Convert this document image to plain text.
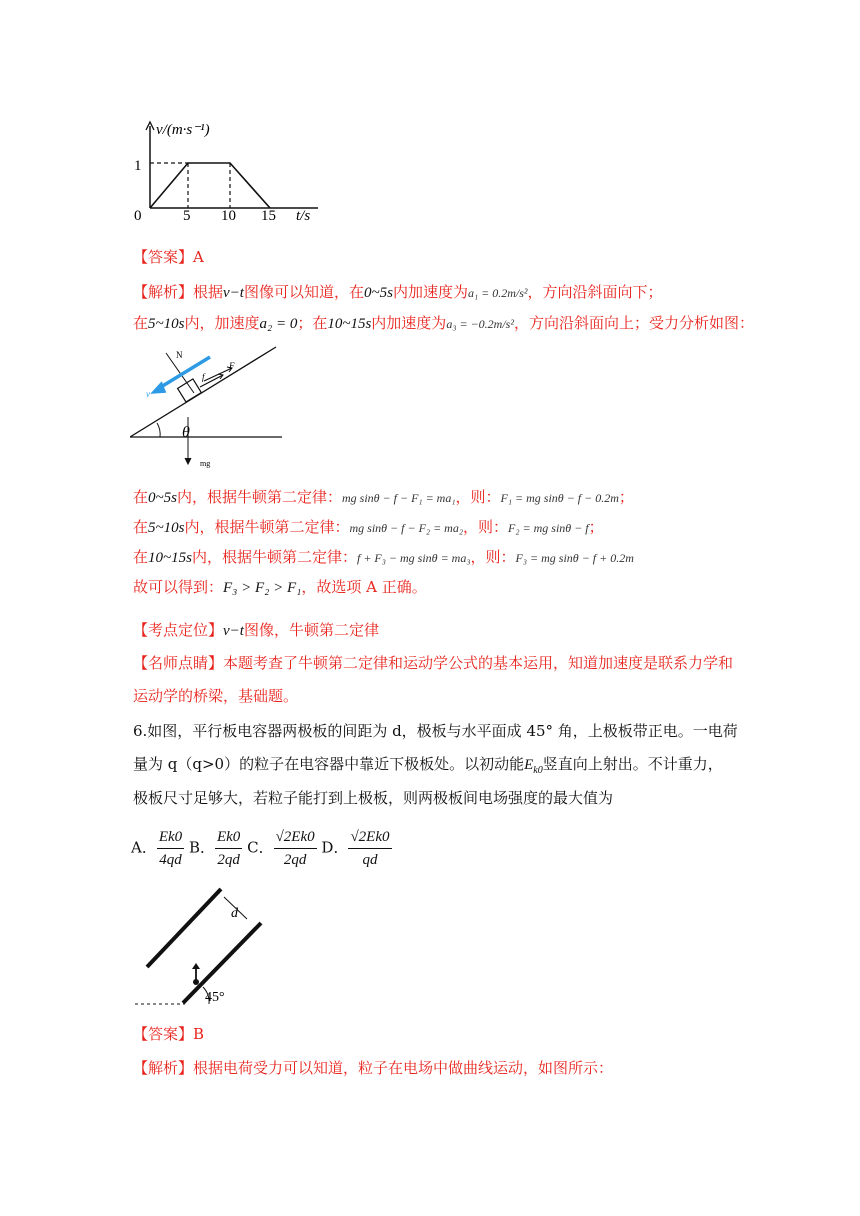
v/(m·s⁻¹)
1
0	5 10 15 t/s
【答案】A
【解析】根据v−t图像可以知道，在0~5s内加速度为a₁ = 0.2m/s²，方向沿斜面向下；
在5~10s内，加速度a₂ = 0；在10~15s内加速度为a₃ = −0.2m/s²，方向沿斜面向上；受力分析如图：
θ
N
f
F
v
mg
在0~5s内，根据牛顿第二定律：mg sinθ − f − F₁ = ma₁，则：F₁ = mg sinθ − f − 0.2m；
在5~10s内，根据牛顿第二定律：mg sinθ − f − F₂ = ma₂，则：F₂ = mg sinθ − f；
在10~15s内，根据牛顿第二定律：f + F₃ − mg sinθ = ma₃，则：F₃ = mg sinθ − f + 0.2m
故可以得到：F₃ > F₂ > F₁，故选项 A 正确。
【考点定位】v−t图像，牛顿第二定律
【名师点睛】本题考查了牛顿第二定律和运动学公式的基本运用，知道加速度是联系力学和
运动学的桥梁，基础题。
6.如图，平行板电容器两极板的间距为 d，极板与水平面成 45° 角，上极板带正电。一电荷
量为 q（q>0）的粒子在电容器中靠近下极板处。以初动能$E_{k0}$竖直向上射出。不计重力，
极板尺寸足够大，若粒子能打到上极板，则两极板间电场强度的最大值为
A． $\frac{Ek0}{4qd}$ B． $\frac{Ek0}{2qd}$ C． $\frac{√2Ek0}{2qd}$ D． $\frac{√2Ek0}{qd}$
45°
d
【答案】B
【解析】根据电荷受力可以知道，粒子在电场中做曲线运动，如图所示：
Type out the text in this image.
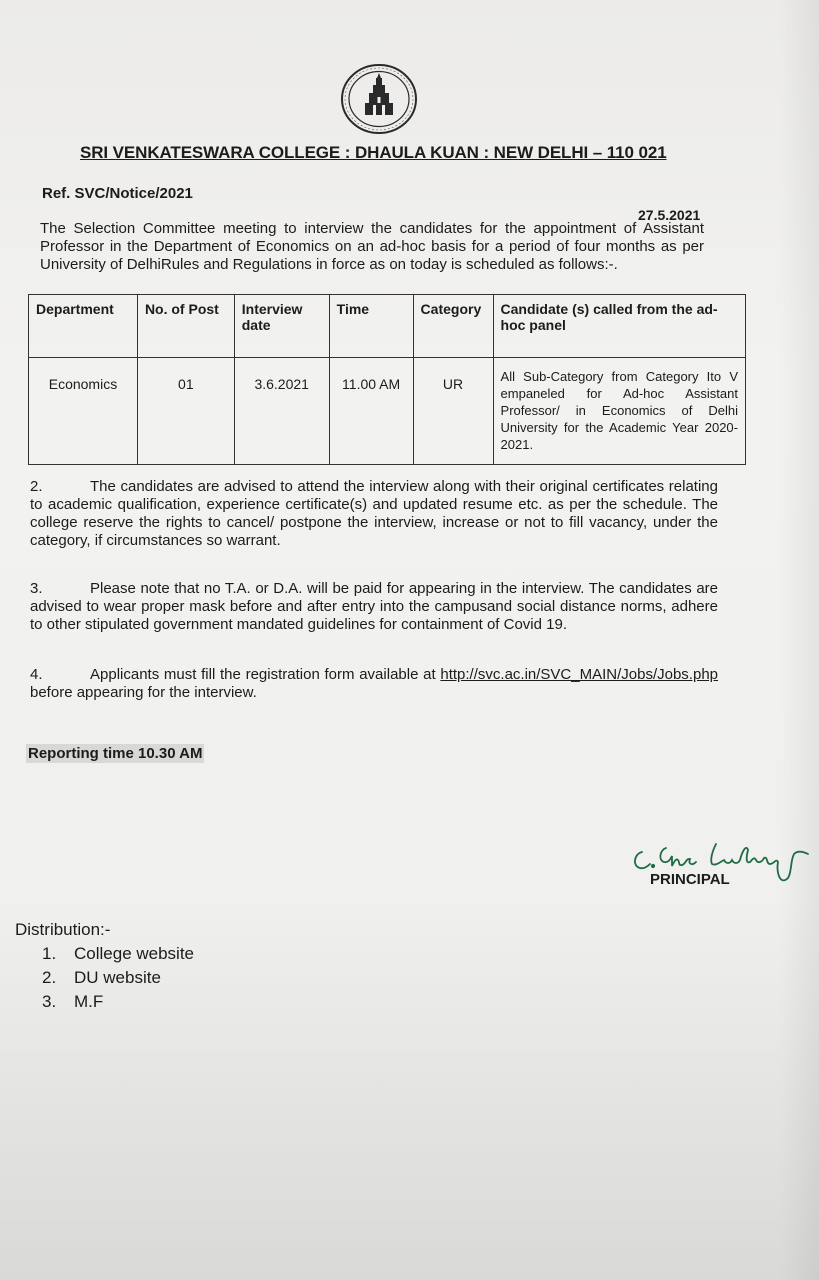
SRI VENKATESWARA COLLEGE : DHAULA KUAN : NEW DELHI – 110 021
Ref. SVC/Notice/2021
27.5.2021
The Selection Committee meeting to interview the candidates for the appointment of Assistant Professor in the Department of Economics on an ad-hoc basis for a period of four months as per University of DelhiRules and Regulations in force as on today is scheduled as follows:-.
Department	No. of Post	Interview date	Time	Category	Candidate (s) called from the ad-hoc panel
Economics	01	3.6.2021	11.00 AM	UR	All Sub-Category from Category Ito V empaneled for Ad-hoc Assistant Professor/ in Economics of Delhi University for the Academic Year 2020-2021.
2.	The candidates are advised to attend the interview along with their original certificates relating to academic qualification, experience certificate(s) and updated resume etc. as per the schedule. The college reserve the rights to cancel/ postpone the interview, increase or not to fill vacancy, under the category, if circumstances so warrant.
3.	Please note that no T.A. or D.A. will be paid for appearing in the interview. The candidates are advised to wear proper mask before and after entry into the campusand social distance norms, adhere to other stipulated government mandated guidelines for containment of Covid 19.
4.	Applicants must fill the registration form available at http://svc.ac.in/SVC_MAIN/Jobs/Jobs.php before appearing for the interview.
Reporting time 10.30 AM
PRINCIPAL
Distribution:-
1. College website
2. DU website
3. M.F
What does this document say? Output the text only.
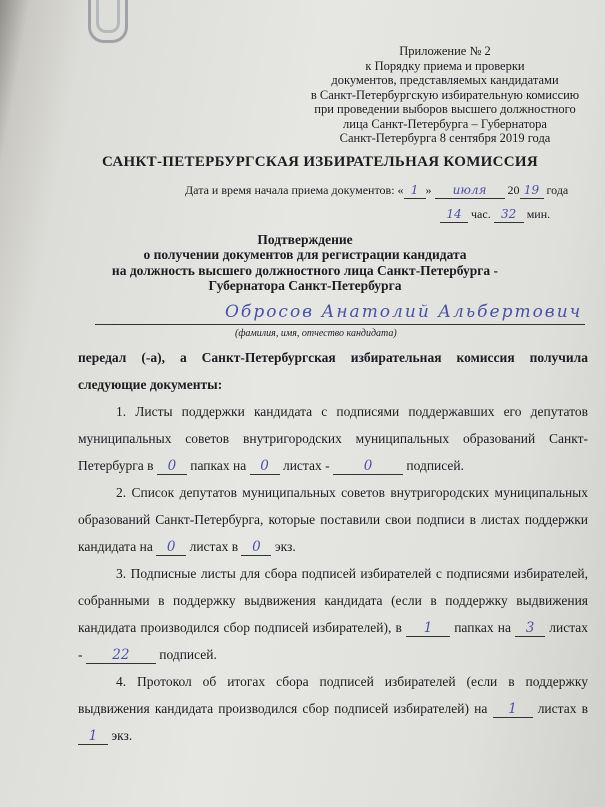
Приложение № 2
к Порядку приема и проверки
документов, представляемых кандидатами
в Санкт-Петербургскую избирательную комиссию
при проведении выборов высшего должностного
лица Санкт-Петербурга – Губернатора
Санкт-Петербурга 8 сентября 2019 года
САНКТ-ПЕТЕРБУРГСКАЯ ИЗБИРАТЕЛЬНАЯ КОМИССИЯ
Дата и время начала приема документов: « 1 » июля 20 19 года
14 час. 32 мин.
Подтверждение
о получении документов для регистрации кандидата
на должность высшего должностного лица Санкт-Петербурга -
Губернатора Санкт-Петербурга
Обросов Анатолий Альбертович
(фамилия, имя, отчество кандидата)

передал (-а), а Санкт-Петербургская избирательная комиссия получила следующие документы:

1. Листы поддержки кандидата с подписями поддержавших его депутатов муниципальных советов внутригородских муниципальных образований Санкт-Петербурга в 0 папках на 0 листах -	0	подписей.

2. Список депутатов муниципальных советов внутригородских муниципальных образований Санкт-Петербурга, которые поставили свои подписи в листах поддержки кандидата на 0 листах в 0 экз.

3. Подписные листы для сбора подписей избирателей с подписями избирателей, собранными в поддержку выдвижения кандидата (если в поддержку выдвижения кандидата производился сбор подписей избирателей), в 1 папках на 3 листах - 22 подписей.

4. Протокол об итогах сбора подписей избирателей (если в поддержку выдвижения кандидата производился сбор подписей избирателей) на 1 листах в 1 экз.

..............................

◆ **EXERCISE BRIEF**: Pictures aside, set down the lines from the one containing "What does this" through the end of the records above, exactly and only those.

◆ **EXERCISE SOLUTION**:
What does this document say? Output the text only.
Приложение № 2
к Порядку приема и проверки
документов, представляемых кандидатами
в Санкт-Петербургскую избирательную комиссию
при проведении выборов высшего должностного
лица Санкт-Петербурга – Губернатора
Санкт-Петербурга 8 сентября 2019 года
САНКТ-ПЕТЕРБУРГСКАЯ ИЗБИРАТЕЛЬНАЯ КОМИССИЯ
Дата и время начала приема документов: « 1 » июля 20 19 года
14 час. 32 мин.
Подтверждение
о получении документов для регистрации кандидата
на должность высшего должностного лица Санкт-Петербурга -
Губернатора Санкт-Петербурга
Обросов Анатолий Альбертович
(фамилия, имя, отчество кандидата)

передал (-а), а Санкт-Петербургская избирательная комиссия получила следующие документы:

1. Листы поддержки кандидата с подписями поддержавших его депутатов муниципальных советов внутригородских муниципальных образований Санкт-Петербурга в 0 папках на 0 листах -	0	подписей.

2. Список депутатов муниципальных советов внутригородских муниципальных образований Санкт-Петербурга, которые поставили свои подписи в листах поддержки кандидата на 0 листах в 0 экз.

3. Подписные листы для сбора подписей избирателей с подписями избирателей, собранными в поддержку выдвижения кандидата (если в поддержку выдвижения кандидата производился сбор подписей избирателей), в 1 папках на 3 листах - 22 подписей.

4. Протокол об итогах сбора подписей избирателей (если в поддержку выдвижения кандидата производился сбор подписей избирателей) на 1 листах в 1 экз.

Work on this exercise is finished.